**抜粋本文**
包むものである層(面)と包まれるものである遺物(点)との相互関係、特に複数の層(面)と遺物における製作と廃棄における同時性と異時性に関する相互関係、すなわち複数のもの相互の製作と廃棄における時間的関係に関する考察である。幾つかの類型に区分可能である。

A:同時に製作された遺物が、同時に廃棄される(同じ層に堆積する)。製作の同時性と廃棄の同時性が一致している。多くの事例は、こうしたケースであると考えられる。というより、このことを前提として、私たちは「同一層から出るものは、同時期である」とみなしている。

B:同時に製作された遺物が、異なる時期に廃棄される(異なる層に堆積する)。ある特定型式の遺物が上下の層に分かれて含まれる場合であり、人為的な要因を想定する。器種による使用存続期間の違い、壊れやすさの違い、伝世品の問題など、これもまたよくある事例と考えられる。

**課題**
1: リストの冒頭から「- legend-table: 31」を含む行までを、両端の行も含めて書き直しなさい。その際、「data-label」を「value-label」に改め、それ以外は変えないこと。
2: 層と遺物の時間的関係を扱った上の文章を、最後の文の後から書き継ぎなさい。

**データ抜粋**
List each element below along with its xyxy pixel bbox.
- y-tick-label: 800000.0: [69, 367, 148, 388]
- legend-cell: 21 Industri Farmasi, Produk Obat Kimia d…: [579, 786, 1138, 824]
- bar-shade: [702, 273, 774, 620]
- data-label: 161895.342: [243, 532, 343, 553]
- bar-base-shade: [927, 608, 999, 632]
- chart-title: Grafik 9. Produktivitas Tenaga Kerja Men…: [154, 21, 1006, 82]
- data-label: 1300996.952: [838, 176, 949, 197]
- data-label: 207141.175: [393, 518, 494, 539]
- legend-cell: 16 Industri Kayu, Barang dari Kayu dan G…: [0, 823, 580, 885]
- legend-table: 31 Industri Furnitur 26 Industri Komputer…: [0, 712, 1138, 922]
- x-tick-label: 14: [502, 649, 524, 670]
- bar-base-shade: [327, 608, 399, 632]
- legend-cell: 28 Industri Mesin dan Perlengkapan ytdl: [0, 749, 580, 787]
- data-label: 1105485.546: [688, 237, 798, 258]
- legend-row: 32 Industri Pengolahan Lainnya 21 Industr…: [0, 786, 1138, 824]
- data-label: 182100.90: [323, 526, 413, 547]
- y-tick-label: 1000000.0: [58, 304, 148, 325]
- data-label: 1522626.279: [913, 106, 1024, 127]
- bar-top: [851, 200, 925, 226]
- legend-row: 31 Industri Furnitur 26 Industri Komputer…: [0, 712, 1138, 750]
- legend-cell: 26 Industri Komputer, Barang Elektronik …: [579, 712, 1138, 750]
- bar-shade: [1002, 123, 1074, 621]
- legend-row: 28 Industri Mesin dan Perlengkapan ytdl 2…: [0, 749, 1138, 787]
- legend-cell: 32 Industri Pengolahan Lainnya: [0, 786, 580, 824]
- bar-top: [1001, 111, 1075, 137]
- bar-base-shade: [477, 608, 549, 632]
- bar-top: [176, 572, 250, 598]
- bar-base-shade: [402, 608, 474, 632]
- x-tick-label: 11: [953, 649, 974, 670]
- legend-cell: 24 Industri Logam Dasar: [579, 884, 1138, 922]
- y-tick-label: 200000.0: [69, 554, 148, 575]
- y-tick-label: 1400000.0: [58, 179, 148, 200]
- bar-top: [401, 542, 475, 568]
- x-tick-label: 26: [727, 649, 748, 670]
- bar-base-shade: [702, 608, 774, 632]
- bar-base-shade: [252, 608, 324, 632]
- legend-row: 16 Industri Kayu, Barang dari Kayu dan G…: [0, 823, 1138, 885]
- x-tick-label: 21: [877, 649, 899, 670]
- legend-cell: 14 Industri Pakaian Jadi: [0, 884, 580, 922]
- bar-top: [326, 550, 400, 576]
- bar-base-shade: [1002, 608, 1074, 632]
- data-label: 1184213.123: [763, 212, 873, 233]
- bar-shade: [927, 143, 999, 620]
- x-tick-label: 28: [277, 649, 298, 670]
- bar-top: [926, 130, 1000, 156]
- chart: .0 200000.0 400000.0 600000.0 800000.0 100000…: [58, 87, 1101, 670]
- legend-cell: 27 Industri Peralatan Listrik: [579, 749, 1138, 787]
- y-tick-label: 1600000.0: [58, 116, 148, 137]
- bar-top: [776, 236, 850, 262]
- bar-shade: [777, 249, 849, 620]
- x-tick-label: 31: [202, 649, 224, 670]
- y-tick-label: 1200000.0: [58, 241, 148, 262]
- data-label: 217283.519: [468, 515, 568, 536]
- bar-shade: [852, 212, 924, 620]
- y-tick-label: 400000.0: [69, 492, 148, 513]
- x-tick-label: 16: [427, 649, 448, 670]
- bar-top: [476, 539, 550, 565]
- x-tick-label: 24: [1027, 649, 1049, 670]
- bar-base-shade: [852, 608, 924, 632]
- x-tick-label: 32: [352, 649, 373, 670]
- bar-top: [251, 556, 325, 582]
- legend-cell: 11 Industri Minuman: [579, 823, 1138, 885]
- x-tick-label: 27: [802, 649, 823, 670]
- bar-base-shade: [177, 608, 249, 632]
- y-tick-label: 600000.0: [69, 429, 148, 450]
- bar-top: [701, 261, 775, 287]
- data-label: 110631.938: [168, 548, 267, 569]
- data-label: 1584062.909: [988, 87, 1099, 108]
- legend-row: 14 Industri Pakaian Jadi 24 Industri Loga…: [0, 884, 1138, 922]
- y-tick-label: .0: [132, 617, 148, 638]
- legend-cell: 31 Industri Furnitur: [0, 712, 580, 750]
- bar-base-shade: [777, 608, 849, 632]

**解答**
1:
List each element below along with its xyxy pixel bbox.
- y-tick-label: 800000.0: [69, 367, 148, 388]
- legend-cell: 21 Industri Farmasi, Produk Obat Kimia d…: [579, 786, 1138, 824]
- bar-shade: [702, 273, 774, 620]
- value-label: 161895.342: [243, 532, 343, 553]
- bar-base-shade: [927, 608, 999, 632]
- chart-title: Grafik 9. Produktivitas Tenaga Kerja Men…: [154, 21, 1006, 82]
- value-label: 1300996.952: [838, 176, 949, 197]
- value-label: 207141.175: [393, 518, 494, 539]
- legend-cell: 16 Industri Kayu, Barang dari Kayu dan G…: [0, 823, 580, 885]
- legend-table: 31 Industri Furnitur 26 Industri Komputer…: [0, 712, 1138, 922]

2:
C:異なる時期に製作された遺物が、同時期に廃棄される(同じ層に堆積する)。異なる型式の遺物がある単一の層あるいは遺構に含まれる場合である。焼失家屋や火災片付け廃棄土坑など、ある特定の事象を契機として一括して埋没する事象が該当し、これまたしばしば報告されている事例である。

次に、異なる時期に製作された遺物が、異なる時期に廃棄されるという場合は、二つのケースがある。

D:古くに作られた遺物が最初に廃棄されて下層に堆積し、新しく作られた遺物が、次に廃棄されて上層に堆積する。包まれる遺物の製作順序と、包む層の堆積順序(遺物の廃棄順序)が対応している場合である。これまたよくある事例であり、そうであるが故に、包む層の堆積順序を無原則に包まれる遺物の製作順序に適応してきた、すなわち鈴木・林テーゼが十分に考慮されることがなかったという経緯がある。

E:新しく作られた遺物が最初に廃棄されて下層に堆積し、古くに作られた遺物が、次に廃棄されて上層に堆積する。包まれる遺物の製作順序と、包む層の堆積順序(遺物の廃棄順序)が一致していない、逆転している場合である。すなわち鈴木・林テーゼを考慮すべし、という事例である。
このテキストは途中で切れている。